**Instruction:** Where a line contains the word "structure", copy that line.

**Dataset content:**
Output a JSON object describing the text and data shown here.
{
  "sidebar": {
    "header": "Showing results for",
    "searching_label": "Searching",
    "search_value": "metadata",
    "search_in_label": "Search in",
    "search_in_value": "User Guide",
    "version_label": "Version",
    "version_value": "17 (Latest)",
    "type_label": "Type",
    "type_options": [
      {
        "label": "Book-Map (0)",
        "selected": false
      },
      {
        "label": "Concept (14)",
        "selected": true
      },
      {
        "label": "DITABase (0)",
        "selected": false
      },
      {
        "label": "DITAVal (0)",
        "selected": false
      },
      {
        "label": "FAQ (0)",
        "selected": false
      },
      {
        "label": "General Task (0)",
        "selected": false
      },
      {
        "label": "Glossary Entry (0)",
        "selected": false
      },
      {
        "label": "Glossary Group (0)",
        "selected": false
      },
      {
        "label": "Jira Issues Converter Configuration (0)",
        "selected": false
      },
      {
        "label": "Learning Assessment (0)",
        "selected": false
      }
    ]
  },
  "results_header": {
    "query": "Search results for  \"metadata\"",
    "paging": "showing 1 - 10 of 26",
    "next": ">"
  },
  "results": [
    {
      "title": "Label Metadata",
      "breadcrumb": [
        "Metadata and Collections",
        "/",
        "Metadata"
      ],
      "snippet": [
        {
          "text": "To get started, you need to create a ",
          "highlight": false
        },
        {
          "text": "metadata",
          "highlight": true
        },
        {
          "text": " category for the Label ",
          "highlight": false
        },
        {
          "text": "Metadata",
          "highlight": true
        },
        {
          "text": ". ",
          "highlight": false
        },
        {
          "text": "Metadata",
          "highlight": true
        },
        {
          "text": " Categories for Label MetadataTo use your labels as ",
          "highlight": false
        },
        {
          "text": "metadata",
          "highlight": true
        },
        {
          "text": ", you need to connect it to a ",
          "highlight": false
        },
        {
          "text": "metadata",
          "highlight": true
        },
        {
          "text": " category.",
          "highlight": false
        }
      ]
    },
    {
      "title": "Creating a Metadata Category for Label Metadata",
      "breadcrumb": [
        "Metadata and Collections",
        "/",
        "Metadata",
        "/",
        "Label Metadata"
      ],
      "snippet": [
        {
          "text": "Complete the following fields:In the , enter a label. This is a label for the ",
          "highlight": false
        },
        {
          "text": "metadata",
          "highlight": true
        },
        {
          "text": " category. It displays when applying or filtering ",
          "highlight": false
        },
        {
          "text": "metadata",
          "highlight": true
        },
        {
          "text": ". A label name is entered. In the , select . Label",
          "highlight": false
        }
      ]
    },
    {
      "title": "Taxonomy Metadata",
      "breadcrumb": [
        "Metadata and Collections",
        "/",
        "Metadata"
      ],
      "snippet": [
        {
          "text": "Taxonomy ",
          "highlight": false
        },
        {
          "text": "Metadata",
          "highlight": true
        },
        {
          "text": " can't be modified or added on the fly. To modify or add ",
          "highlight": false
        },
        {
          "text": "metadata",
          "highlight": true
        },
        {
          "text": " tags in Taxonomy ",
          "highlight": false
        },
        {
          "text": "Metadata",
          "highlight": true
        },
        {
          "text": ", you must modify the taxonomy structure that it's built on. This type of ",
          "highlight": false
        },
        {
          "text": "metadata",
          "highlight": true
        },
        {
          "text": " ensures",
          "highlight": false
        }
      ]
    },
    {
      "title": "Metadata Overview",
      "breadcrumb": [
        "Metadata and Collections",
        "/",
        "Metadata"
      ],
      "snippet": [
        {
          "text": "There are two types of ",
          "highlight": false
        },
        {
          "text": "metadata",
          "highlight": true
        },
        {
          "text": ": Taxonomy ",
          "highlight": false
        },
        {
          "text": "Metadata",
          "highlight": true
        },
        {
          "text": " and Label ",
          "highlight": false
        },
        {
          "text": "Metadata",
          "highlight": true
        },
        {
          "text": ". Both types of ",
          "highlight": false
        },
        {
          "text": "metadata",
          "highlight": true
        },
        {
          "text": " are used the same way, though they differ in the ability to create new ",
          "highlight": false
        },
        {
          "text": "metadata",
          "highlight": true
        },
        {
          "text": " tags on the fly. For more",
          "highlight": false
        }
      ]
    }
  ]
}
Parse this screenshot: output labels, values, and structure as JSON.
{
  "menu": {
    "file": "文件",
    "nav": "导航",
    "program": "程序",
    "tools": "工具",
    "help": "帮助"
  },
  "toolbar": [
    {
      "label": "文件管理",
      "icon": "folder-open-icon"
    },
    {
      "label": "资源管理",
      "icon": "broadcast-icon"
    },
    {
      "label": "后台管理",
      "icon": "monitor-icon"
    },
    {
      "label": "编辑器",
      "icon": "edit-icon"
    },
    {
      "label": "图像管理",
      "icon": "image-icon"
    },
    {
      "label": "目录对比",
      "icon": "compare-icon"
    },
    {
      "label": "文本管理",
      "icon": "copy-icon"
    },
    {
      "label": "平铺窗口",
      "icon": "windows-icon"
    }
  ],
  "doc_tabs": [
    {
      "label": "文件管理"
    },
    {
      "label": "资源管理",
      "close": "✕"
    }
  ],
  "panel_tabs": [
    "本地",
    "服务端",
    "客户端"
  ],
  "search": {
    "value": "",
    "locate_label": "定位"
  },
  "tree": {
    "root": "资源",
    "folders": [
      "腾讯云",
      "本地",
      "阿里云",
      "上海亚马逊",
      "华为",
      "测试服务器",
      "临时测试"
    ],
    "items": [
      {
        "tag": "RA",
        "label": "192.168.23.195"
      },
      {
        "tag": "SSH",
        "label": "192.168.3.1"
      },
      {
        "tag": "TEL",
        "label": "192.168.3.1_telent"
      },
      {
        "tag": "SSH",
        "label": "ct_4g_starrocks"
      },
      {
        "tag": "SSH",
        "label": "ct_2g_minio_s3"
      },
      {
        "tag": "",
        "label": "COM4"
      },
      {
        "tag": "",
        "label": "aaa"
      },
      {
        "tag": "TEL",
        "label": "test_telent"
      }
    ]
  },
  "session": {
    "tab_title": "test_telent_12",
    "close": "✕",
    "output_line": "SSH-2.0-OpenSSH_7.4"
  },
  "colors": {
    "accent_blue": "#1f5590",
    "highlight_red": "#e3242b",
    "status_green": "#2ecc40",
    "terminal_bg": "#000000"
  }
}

**Answer:**
          "text": ", you must modify the taxonomy structure that it's built on. This type of ",
Parse this screenshot: output labels, values, and structure as JSON.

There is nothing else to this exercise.